→ WORK TO DO: Extract each line where the string "Interpolacja" shows up.

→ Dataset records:
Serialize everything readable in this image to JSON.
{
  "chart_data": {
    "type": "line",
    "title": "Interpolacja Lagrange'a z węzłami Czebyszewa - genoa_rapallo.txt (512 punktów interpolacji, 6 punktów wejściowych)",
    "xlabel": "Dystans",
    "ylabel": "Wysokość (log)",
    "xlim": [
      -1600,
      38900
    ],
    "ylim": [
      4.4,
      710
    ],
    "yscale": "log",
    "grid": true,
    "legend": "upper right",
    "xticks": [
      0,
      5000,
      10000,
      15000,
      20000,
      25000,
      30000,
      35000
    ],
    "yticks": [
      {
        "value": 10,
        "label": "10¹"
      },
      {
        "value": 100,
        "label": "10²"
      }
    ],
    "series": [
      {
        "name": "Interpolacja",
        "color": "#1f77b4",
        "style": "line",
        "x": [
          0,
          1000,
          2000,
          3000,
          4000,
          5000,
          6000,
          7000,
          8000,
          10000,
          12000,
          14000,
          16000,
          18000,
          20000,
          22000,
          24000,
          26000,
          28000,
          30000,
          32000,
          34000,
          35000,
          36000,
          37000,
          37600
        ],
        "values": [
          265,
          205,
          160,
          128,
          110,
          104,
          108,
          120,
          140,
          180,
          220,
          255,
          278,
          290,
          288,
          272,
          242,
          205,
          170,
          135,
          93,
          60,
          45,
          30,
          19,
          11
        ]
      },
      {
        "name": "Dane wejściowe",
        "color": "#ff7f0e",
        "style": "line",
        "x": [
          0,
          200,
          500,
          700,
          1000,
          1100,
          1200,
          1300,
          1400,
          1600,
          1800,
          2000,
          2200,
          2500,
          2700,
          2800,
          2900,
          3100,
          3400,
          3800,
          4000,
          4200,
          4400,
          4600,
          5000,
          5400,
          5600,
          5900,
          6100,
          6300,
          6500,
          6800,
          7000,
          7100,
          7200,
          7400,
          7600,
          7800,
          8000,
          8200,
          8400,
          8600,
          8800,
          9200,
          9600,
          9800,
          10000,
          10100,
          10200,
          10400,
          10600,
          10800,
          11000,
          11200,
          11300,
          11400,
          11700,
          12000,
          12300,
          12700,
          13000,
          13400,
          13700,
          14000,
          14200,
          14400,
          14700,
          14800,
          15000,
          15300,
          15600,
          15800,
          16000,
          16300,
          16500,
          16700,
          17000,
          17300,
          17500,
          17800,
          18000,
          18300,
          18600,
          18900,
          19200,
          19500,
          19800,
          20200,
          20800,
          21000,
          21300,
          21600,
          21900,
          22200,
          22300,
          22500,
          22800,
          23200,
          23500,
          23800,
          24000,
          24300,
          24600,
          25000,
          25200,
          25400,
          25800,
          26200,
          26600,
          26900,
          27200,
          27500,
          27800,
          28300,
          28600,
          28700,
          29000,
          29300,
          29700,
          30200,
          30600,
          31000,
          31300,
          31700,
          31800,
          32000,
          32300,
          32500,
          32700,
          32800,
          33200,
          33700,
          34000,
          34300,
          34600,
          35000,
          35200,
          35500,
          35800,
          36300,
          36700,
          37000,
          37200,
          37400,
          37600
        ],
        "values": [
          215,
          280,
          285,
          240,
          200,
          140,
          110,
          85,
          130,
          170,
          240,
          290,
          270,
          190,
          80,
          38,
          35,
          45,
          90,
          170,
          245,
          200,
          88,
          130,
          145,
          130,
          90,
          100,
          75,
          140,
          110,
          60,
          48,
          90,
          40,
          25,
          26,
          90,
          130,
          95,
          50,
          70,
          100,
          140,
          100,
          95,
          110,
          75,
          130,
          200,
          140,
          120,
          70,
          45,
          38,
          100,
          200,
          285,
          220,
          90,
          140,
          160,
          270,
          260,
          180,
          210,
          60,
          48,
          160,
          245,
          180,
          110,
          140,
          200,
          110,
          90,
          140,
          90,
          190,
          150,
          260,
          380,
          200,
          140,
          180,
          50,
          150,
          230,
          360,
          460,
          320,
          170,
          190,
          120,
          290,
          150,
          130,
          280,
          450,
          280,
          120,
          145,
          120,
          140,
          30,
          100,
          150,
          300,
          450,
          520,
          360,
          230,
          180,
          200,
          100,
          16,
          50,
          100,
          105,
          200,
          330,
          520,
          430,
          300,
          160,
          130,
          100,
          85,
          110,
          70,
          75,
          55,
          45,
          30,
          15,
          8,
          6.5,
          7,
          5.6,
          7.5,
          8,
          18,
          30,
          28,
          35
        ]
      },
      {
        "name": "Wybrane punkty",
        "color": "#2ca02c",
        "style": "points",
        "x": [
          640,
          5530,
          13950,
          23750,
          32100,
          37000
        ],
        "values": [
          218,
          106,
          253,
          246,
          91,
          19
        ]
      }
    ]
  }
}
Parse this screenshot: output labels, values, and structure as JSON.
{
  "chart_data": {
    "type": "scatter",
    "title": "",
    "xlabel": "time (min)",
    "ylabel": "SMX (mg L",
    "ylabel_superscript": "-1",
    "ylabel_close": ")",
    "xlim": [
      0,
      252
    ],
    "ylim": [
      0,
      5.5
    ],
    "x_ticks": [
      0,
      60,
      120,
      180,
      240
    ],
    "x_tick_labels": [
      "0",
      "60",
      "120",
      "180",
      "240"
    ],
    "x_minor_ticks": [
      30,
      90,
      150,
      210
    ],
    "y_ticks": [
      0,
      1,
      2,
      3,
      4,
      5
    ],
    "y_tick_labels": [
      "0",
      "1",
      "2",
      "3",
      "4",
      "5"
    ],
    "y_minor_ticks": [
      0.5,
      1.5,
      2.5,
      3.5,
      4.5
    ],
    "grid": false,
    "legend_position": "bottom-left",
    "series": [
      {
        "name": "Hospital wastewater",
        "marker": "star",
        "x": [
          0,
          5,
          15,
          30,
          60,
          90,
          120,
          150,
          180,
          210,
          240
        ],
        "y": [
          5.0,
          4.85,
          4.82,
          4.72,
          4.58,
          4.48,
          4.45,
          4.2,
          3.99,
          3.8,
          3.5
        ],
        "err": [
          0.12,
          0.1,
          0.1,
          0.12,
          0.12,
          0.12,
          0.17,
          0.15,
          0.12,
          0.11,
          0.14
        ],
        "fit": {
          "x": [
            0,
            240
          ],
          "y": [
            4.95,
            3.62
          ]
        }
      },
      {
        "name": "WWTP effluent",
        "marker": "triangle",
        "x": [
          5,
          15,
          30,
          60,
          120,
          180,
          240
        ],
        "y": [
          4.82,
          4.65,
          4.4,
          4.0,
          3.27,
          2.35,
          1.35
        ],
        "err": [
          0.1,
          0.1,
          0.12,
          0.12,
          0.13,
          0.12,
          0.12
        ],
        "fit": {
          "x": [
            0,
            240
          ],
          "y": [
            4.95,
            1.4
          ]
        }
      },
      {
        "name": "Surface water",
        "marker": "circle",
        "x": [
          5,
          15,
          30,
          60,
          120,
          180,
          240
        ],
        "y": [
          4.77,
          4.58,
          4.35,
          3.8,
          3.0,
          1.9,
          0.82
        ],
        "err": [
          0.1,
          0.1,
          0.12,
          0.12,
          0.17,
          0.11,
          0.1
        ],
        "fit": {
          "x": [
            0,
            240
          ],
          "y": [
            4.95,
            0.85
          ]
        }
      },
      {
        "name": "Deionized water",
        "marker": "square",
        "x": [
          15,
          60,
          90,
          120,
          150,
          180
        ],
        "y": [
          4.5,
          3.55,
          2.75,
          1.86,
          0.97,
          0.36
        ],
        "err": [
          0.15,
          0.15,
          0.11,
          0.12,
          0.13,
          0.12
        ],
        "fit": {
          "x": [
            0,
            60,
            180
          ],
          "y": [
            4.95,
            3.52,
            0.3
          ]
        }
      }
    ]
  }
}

→ OUTPUT OF THE EXERCISE:
    "title": "Interpolacja Lagrange'a z węzłami Czebyszewa - genoa_rapallo.txt (512 punktów interpolacji, 6 punktów wejściowych)",
        "name": "Interpolacja",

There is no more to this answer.